## start Supplied information

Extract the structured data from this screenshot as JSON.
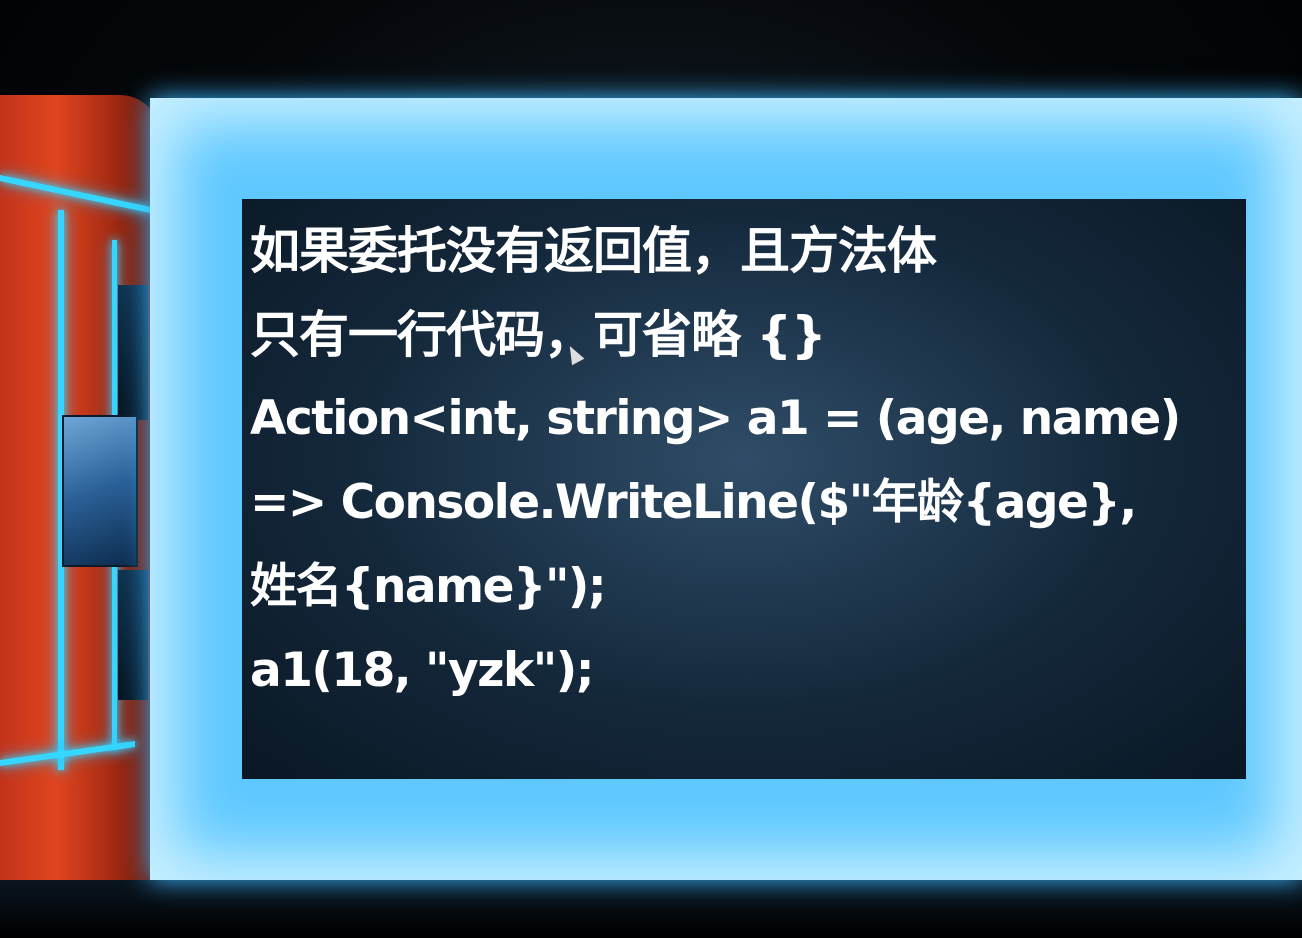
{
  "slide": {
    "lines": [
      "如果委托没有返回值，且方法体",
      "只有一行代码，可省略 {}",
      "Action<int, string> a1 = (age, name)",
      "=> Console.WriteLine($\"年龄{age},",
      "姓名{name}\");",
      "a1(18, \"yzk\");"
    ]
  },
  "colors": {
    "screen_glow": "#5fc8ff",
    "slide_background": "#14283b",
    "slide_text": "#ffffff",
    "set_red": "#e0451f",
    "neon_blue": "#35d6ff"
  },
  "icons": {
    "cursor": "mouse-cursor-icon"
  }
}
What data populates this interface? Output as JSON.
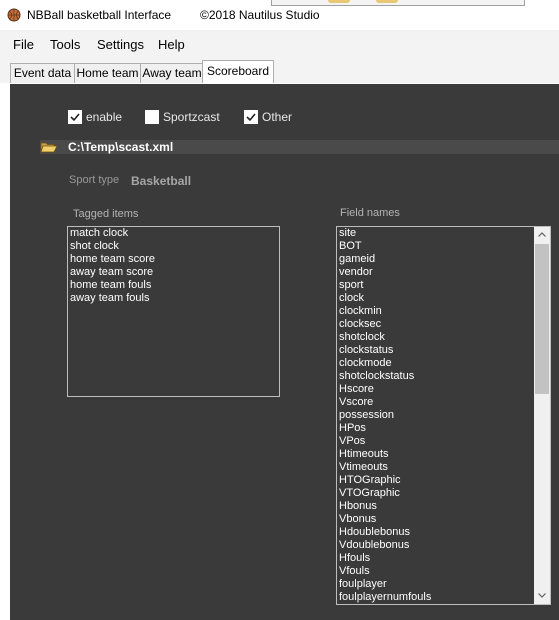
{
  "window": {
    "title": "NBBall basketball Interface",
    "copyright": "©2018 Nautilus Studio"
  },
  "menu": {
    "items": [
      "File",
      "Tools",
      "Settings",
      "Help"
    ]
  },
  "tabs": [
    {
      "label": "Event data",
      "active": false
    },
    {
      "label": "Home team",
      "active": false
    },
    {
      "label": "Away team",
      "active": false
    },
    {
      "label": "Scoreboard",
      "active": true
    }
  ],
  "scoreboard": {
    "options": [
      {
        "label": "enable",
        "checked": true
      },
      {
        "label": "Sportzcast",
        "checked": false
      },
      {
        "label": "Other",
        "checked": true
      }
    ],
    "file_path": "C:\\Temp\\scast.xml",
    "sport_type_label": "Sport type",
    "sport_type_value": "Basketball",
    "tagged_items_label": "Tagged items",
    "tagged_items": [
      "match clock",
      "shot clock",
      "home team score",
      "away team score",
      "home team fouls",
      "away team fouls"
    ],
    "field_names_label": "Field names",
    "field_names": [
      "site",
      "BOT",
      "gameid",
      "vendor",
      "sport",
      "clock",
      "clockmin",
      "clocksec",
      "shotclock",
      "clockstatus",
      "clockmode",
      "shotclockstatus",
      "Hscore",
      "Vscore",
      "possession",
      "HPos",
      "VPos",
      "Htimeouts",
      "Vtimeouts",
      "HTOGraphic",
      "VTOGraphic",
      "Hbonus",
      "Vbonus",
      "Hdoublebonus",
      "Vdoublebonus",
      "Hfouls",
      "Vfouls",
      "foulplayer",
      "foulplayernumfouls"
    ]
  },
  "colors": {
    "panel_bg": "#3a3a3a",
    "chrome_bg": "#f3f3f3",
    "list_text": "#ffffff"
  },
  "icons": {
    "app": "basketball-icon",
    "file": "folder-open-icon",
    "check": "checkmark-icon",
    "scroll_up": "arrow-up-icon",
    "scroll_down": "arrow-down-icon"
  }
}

## end Supplied information
## start Supplied information

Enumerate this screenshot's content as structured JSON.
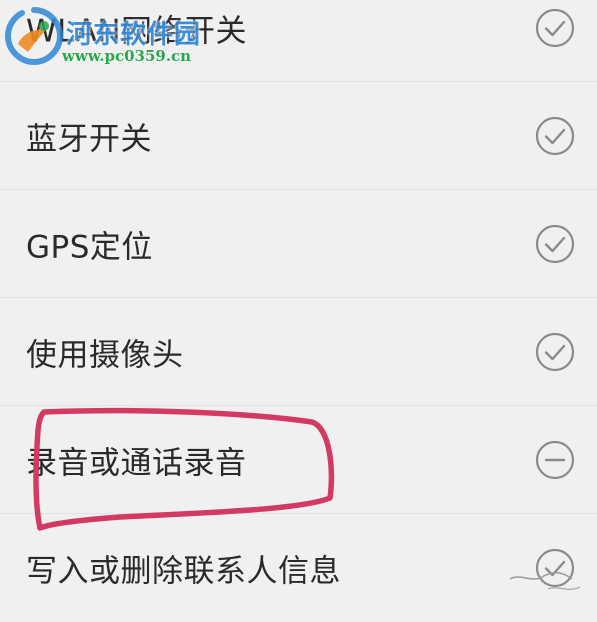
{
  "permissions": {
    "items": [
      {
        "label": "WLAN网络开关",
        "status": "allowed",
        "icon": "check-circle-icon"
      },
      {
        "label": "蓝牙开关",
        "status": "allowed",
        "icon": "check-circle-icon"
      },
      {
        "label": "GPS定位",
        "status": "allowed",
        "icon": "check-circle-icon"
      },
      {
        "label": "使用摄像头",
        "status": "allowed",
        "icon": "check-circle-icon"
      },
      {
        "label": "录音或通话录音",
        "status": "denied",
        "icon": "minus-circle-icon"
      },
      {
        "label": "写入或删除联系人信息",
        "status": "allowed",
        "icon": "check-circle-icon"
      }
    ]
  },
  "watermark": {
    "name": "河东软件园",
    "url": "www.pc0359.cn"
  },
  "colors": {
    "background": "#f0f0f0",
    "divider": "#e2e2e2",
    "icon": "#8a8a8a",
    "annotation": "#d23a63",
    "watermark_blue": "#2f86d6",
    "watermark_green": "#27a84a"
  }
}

## end Supplied information

# Objective:
Every line holding "data" should be copied out.

# Complete answer:
Extract the structured data from this screenshot as JSON.
What data populates this interface? Output as JSON.
      "label": "Event data",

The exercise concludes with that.